The request:
Please transcribe the material below, starting with its first line and ending with the line that contains "data-point [641,1622,651,1632]". Include both of those lines.

(Records showing where elements appear)
========================================
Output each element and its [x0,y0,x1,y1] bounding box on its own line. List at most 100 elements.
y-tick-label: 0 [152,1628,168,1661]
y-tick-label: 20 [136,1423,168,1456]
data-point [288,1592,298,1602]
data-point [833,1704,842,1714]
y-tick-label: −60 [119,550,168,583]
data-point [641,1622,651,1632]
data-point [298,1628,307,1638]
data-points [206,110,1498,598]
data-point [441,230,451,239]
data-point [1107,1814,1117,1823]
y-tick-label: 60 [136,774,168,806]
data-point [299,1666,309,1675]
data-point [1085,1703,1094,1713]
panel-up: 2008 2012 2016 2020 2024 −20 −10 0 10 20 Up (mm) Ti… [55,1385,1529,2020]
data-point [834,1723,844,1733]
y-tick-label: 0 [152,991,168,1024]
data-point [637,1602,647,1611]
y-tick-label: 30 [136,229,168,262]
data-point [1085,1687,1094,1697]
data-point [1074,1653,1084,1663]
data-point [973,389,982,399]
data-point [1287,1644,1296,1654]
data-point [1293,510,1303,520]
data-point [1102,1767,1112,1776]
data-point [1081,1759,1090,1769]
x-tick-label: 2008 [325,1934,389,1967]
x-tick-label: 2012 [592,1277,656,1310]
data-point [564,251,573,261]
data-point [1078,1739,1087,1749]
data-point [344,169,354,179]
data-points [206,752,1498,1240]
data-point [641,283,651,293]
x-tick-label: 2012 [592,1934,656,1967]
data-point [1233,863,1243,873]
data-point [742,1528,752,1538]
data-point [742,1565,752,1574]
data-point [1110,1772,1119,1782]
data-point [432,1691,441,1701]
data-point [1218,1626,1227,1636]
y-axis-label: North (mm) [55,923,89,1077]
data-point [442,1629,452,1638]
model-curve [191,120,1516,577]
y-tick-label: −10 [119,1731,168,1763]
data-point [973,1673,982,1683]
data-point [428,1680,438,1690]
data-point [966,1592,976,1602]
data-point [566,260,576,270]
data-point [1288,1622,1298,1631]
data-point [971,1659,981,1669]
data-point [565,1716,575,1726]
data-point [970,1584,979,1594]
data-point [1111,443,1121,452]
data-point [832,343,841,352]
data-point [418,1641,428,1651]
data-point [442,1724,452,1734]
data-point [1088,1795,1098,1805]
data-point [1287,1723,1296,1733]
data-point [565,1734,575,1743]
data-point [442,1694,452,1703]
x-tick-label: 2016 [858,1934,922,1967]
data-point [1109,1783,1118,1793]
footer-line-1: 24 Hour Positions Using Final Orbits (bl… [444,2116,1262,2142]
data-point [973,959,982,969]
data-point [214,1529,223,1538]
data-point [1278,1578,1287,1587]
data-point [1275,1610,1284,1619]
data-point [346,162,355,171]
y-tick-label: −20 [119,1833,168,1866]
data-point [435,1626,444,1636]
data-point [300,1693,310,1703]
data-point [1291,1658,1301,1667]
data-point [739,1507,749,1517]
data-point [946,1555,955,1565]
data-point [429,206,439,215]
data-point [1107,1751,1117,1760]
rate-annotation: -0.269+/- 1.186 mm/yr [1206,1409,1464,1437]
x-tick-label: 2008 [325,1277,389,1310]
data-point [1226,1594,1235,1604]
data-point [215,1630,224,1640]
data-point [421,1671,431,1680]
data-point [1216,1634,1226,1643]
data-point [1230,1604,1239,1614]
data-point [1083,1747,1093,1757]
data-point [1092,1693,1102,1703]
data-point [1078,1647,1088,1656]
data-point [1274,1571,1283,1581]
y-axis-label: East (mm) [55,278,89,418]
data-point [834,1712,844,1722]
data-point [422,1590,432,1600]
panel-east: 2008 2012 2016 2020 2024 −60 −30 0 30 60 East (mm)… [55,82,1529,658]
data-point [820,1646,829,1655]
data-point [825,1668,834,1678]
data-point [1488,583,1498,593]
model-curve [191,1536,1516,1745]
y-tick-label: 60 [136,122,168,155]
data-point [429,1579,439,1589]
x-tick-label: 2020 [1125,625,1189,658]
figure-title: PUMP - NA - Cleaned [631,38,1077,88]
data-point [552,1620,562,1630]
========================================
Written response:
Output each element and its [x0,y0,x1,y1] bounding box on its own line. List at most 100 elements.
y-tick-label: 0 [152,1628,168,1661]
y-tick-label: 20 [136,1423,168,1456]
data-point [288,1592,298,1602]
data-point [833,1704,842,1714]
y-tick-label: −60 [119,550,168,583]
data-point [641,1622,651,1632]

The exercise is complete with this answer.